Exercise prompt.
Reproduce all of the data exactly, with no line skipped.

Stored data.
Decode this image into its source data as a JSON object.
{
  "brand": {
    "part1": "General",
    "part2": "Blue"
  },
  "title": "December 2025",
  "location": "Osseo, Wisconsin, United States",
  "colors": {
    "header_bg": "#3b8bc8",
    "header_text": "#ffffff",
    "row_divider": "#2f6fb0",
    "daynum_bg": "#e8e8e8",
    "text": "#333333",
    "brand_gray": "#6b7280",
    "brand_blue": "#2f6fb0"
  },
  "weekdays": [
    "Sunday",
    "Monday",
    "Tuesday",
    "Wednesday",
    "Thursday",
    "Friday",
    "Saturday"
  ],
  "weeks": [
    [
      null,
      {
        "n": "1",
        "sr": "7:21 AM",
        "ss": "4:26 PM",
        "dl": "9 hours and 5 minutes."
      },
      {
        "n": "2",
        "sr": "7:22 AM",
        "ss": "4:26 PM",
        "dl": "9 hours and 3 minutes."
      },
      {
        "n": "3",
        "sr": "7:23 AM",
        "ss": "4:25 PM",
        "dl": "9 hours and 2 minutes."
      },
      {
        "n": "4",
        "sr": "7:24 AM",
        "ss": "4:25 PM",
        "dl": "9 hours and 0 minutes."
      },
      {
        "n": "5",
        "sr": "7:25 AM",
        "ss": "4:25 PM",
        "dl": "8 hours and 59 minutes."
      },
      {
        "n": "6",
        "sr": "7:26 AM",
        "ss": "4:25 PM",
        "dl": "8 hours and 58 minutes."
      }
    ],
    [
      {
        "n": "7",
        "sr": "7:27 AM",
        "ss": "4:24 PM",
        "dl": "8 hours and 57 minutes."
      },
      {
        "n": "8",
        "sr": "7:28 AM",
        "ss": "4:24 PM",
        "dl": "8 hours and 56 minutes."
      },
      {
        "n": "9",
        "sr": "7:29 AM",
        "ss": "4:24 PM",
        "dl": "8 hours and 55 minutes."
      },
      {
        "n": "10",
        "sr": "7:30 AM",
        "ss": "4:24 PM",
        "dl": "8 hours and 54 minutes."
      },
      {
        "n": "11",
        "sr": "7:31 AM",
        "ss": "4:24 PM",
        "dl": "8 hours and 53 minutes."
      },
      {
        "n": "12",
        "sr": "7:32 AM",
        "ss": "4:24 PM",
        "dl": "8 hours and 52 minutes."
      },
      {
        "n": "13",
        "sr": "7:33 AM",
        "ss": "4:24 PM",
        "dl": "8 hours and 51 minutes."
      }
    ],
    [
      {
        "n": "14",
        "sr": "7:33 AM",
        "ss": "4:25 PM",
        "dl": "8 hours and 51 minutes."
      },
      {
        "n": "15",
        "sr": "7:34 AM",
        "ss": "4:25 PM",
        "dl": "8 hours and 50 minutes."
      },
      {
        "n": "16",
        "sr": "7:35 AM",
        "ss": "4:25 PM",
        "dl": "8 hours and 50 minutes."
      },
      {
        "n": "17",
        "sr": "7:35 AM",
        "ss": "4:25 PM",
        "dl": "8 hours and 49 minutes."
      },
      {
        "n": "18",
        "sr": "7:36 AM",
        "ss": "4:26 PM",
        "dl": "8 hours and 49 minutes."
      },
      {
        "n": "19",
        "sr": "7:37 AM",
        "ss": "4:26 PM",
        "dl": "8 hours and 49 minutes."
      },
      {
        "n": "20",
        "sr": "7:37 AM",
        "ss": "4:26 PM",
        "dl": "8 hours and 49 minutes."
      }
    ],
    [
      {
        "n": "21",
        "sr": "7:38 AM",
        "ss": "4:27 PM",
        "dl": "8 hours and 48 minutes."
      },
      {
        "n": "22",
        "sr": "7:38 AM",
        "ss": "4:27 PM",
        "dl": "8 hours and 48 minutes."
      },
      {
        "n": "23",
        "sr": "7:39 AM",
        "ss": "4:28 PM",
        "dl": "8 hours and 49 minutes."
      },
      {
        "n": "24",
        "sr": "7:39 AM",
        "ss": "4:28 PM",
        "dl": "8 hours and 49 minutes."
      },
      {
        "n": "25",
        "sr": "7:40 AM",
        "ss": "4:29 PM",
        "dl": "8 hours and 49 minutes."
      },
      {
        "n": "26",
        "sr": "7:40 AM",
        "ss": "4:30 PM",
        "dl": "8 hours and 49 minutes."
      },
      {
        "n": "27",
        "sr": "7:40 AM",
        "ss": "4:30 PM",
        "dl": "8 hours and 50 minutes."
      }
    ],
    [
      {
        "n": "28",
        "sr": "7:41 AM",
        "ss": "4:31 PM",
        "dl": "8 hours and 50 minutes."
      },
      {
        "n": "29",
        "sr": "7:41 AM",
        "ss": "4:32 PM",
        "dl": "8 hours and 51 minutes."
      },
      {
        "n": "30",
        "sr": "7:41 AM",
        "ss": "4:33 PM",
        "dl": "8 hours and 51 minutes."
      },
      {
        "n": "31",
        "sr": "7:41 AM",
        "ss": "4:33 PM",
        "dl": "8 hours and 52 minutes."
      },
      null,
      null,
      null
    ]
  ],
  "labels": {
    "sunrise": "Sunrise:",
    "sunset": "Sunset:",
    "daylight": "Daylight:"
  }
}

Answer.
Decode this image into its source data as a JSON object.
{
  "brand": {
    "part1": "General",
    "part2": "Blue"
  },
  "title": "December 2025",
  "location": "Osseo, Wisconsin, United States",
  "colors": {
    "header_bg": "#3b8bc8",
    "header_text": "#ffffff",
    "row_divider": "#2f6fb0",
    "daynum_bg": "#e8e8e8",
    "text": "#333333",
    "brand_gray": "#6b7280",
    "brand_blue": "#2f6fb0"
  },
  "weekdays": [
    "Sunday",
    "Monday",
    "Tuesday",
    "Wednesday",
    "Thursday",
    "Friday",
    "Saturday"
  ],
  "weeks": [
    [
      null,
      {
        "n": "1",
        "sr": "7:21 AM",
        "ss": "4:26 PM",
        "dl": "9 hours and 5 minutes."
      },
      {
        "n": "2",
        "sr": "7:22 AM",
        "ss": "4:26 PM",
        "dl": "9 hours and 3 minutes."
      },
      {
        "n": "3",
        "sr": "7:23 AM",
        "ss": "4:25 PM",
        "dl": "9 hours and 2 minutes."
      },
      {
        "n": "4",
        "sr": "7:24 AM",
        "ss": "4:25 PM",
        "dl": "9 hours and 0 minutes."
      },
      {
        "n": "5",
        "sr": "7:25 AM",
        "ss": "4:25 PM",
        "dl": "8 hours and 59 minutes."
      },
      {
        "n": "6",
        "sr": "7:26 AM",
        "ss": "4:25 PM",
        "dl": "8 hours and 58 minutes."
      }
    ],
    [
      {
        "n": "7",
        "sr": "7:27 AM",
        "ss": "4:24 PM",
        "dl": "8 hours and 57 minutes."
      },
      {
        "n": "8",
        "sr": "7:28 AM",
        "ss": "4:24 PM",
        "dl": "8 hours and 56 minutes."
      },
      {
        "n": "9",
        "sr": "7:29 AM",
        "ss": "4:24 PM",
        "dl": "8 hours and 55 minutes."
      },
      {
        "n": "10",
        "sr": "7:30 AM",
        "ss": "4:24 PM",
        "dl": "8 hours and 54 minutes."
      },
      {
        "n": "11",
        "sr": "7:31 AM",
        "ss": "4:24 PM",
        "dl": "8 hours and 53 minutes."
      },
      {
        "n": "12",
        "sr": "7:32 AM",
        "ss": "4:24 PM",
        "dl": "8 hours and 52 minutes."
      },
      {
        "n": "13",
        "sr": "7:33 AM",
        "ss": "4:24 PM",
        "dl": "8 hours and 51 minutes."
      }
    ],
    [
      {
        "n": "14",
        "sr": "7:33 AM",
        "ss": "4:25 PM",
        "dl": "8 hours and 51 minutes."
      },
      {
        "n": "15",
        "sr": "7:34 AM",
        "ss": "4:25 PM",
        "dl": "8 hours and 50 minutes."
      },
      {
        "n": "16",
        "sr": "7:35 AM",
        "ss": "4:25 PM",
        "dl": "8 hours and 50 minutes."
      },
      {
        "n": "17",
        "sr": "7:35 AM",
        "ss": "4:25 PM",
        "dl": "8 hours and 49 minutes."
      },
      {
        "n": "18",
        "sr": "7:36 AM",
        "ss": "4:26 PM",
        "dl": "8 hours and 49 minutes."
      },
      {
        "n": "19",
        "sr": "7:37 AM",
        "ss": "4:26 PM",
        "dl": "8 hours and 49 minutes."
      },
      {
        "n": "20",
        "sr": "7:37 AM",
        "ss": "4:26 PM",
        "dl": "8 hours and 49 minutes."
      }
    ],
    [
      {
        "n": "21",
        "sr": "7:38 AM",
        "ss": "4:27 PM",
        "dl": "8 hours and 48 minutes."
      },
      {
        "n": "22",
        "sr": "7:38 AM",
        "ss": "4:27 PM",
        "dl": "8 hours and 48 minutes."
      },
      {
        "n": "23",
        "sr": "7:39 AM",
        "ss": "4:28 PM",
        "dl": "8 hours and 49 minutes."
      },
      {
        "n": "24",
        "sr": "7:39 AM",
        "ss": "4:28 PM",
        "dl": "8 hours and 49 minutes."
      },
      {
        "n": "25",
        "sr": "7:40 AM",
        "ss": "4:29 PM",
        "dl": "8 hours and 49 minutes."
      },
      {
        "n": "26",
        "sr": "7:40 AM",
        "ss": "4:30 PM",
        "dl": "8 hours and 49 minutes."
      },
      {
        "n": "27",
        "sr": "7:40 AM",
        "ss": "4:30 PM",
        "dl": "8 hours and 50 minutes."
      }
    ],
    [
      {
        "n": "28",
        "sr": "7:41 AM",
        "ss": "4:31 PM",
        "dl": "8 hours and 50 minutes."
      },
      {
        "n": "29",
        "sr": "7:41 AM",
        "ss": "4:32 PM",
        "dl": "8 hours and 51 minutes."
      },
      {
        "n": "30",
        "sr": "7:41 AM",
        "ss": "4:33 PM",
        "dl": "8 hours and 51 minutes."
      },
      {
        "n": "31",
        "sr": "7:41 AM",
        "ss": "4:33 PM",
        "dl": "8 hours and 52 minutes."
      },
      null,
      null,
      null
    ]
  ],
  "labels": {
    "sunrise": "Sunrise:",
    "sunset": "Sunset:",
    "daylight": "Daylight:"
  }
}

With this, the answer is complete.